━━━ DATA FOR PROCESSING
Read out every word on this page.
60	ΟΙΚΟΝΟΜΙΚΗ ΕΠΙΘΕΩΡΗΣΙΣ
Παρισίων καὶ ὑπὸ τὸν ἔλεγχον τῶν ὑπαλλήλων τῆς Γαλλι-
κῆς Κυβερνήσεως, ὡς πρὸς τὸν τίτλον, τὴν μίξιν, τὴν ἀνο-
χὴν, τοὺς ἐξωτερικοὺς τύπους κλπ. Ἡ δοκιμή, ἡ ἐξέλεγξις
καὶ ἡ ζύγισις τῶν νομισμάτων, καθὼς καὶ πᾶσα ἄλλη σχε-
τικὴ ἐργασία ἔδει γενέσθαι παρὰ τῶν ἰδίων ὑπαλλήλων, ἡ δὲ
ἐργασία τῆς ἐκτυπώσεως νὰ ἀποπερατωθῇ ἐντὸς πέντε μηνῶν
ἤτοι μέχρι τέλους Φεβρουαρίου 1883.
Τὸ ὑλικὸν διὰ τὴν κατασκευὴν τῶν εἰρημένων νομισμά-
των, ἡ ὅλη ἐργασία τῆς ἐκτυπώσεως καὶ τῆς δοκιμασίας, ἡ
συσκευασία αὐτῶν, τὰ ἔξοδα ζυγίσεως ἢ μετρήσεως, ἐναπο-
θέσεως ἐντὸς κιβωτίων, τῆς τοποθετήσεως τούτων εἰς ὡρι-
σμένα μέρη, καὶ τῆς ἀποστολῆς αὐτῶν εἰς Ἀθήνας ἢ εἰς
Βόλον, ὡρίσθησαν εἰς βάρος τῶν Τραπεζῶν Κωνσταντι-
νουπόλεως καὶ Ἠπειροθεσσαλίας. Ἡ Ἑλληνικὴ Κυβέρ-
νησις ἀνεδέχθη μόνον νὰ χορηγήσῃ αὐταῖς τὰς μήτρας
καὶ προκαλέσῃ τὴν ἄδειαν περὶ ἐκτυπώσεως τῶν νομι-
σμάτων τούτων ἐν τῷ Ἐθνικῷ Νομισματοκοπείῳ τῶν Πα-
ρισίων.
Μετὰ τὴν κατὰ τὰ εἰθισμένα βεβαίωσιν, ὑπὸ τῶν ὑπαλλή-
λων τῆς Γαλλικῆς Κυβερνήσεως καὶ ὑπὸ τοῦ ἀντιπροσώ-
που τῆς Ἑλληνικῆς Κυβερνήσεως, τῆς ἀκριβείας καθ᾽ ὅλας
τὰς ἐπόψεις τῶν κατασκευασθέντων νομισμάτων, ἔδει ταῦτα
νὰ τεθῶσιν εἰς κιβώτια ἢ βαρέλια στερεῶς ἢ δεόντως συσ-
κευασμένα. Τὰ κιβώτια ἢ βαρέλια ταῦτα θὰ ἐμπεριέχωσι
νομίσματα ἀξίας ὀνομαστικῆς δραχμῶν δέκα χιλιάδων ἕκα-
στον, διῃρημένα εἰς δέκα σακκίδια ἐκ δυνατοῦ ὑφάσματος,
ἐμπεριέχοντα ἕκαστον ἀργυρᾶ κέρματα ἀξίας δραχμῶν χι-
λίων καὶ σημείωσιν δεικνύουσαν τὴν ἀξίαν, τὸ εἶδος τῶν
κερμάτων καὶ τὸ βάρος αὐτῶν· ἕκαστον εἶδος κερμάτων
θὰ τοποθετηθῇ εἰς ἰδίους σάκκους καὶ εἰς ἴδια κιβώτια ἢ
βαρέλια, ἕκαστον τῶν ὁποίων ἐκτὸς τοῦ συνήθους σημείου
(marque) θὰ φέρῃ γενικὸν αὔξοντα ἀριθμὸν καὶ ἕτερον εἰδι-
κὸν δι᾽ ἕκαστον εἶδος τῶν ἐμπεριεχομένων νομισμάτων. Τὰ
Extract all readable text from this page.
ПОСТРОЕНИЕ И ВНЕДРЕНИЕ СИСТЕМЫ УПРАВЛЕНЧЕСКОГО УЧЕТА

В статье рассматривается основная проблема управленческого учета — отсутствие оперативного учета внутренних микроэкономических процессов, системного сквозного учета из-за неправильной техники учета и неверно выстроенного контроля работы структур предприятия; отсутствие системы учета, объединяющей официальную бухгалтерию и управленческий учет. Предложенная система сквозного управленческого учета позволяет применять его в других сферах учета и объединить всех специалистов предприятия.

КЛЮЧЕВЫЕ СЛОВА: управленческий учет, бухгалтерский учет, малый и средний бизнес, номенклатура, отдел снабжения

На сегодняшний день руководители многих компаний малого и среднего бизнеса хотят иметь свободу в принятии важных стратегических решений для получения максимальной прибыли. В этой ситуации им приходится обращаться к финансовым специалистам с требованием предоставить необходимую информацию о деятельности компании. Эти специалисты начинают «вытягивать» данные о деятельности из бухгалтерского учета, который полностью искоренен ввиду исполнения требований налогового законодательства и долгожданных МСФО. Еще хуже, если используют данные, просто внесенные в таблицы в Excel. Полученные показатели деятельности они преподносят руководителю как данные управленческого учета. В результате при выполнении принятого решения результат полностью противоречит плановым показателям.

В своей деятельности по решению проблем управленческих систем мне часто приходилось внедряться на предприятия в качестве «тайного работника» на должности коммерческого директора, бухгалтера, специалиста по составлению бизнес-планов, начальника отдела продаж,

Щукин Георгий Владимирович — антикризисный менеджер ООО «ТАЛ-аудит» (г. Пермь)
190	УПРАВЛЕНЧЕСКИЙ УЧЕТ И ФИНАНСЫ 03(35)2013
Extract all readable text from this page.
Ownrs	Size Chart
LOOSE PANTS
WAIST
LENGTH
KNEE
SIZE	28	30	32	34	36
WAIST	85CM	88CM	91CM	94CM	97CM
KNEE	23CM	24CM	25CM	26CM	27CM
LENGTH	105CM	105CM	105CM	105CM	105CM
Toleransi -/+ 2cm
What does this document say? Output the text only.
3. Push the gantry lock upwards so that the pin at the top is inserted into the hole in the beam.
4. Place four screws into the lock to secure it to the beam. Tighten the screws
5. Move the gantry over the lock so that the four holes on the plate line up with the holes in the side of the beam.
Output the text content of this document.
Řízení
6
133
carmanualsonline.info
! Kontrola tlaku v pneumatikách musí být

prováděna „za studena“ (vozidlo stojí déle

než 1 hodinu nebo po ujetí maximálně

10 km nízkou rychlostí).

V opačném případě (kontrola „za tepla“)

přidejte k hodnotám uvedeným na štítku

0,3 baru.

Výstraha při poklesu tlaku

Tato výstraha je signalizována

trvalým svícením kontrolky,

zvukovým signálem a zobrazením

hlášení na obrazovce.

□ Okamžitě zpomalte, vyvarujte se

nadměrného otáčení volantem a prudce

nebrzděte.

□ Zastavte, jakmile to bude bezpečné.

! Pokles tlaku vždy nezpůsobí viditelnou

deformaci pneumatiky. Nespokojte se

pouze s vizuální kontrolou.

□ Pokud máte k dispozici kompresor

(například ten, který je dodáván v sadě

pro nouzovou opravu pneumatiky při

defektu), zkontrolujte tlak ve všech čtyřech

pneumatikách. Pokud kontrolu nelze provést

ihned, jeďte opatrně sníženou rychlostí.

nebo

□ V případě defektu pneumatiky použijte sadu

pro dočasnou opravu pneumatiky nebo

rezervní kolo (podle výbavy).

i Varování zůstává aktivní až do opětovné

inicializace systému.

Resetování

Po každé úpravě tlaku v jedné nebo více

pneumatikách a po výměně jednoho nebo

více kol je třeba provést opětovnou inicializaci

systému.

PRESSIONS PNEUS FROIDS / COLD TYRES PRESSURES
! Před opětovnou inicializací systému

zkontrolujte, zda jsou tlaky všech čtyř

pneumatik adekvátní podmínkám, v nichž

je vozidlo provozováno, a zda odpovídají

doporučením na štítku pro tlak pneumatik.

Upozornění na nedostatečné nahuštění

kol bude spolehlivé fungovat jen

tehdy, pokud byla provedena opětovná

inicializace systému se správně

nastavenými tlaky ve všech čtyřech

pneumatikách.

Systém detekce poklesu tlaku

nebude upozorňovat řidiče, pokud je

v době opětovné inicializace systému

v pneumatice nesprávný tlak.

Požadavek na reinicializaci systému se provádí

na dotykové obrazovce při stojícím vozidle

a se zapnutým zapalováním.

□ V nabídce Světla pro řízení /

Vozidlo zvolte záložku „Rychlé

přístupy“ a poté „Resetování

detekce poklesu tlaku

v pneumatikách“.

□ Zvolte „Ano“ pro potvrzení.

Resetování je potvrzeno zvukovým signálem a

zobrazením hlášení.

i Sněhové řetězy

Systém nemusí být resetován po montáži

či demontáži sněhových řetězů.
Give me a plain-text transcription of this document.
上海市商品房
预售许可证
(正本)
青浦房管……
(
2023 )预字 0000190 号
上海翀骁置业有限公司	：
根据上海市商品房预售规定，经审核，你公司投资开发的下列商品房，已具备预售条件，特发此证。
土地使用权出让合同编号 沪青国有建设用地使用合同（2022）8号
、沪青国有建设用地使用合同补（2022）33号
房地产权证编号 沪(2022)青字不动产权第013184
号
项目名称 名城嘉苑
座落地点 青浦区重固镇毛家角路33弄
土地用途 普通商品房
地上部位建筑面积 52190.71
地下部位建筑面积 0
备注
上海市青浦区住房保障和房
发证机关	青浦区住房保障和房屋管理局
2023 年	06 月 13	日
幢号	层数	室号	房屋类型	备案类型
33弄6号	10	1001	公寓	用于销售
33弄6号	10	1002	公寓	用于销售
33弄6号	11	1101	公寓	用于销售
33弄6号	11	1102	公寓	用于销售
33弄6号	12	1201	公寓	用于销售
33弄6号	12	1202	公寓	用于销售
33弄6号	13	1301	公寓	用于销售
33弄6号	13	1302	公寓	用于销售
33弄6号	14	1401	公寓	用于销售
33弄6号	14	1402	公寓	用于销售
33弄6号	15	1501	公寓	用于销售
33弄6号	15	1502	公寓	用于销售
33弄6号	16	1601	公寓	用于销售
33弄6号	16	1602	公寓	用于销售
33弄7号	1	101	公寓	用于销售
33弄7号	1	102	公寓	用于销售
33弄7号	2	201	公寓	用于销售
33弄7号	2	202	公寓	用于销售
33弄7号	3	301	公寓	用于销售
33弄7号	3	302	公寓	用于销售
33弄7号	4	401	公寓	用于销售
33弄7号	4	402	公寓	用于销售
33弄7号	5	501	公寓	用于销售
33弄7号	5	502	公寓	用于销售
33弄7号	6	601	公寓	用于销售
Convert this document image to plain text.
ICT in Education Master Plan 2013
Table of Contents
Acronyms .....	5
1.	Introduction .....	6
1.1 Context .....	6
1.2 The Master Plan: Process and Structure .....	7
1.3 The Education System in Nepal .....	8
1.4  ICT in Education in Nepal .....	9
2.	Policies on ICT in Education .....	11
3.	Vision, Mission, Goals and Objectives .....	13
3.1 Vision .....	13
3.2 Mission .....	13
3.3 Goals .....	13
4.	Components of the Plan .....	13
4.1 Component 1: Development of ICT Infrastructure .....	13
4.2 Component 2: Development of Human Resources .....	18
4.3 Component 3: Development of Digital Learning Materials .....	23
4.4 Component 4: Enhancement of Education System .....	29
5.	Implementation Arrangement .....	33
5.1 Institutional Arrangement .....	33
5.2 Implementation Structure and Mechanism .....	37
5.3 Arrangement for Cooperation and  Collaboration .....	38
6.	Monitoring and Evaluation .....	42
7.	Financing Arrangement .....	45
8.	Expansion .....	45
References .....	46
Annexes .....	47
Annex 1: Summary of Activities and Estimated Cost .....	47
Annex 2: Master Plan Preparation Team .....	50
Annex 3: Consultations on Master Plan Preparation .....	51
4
━━━━━━
STATED TASK. The required output is the span of lines from the one containing "Convert this document image to plain text." to the last line, reproduced character for character.

CORRECT RESPONSE.
Convert this document image to plain text.
ICT in Education Master Plan 2013
Table of Contents
Acronyms .....	5
1.	Introduction .....	6
1.1 Context .....	6
1.2 The Master Plan: Process and Structure .....	7
1.3 The Education System in Nepal .....	8
1.4  ICT in Education in Nepal .....	9
2.	Policies on ICT in Education .....	11
3.	Vision, Mission, Goals and Objectives .....	13
3.1 Vision .....	13
3.2 Mission .....	13
3.3 Goals .....	13
4.	Components of the Plan .....	13
4.1 Component 1: Development of ICT Infrastructure .....	13
4.2 Component 2: Development of Human Resources .....	18
4.3 Component 3: Development of Digital Learning Materials .....	23
4.4 Component 4: Enhancement of Education System .....	29
5.	Implementation Arrangement .....	33
5.1 Institutional Arrangement .....	33
5.2 Implementation Structure and Mechanism .....	37
5.3 Arrangement for Cooperation and  Collaboration .....	38
6.	Monitoring and Evaluation .....	42
7.	Financing Arrangement .....	45
8.	Expansion .....	45
References .....	46
Annexes .....	47
Annex 1: Summary of Activities and Estimated Cost .....	47
Annex 2: Master Plan Preparation Team .....	50
Annex 3: Consultations on Master Plan Preparation .....	51
4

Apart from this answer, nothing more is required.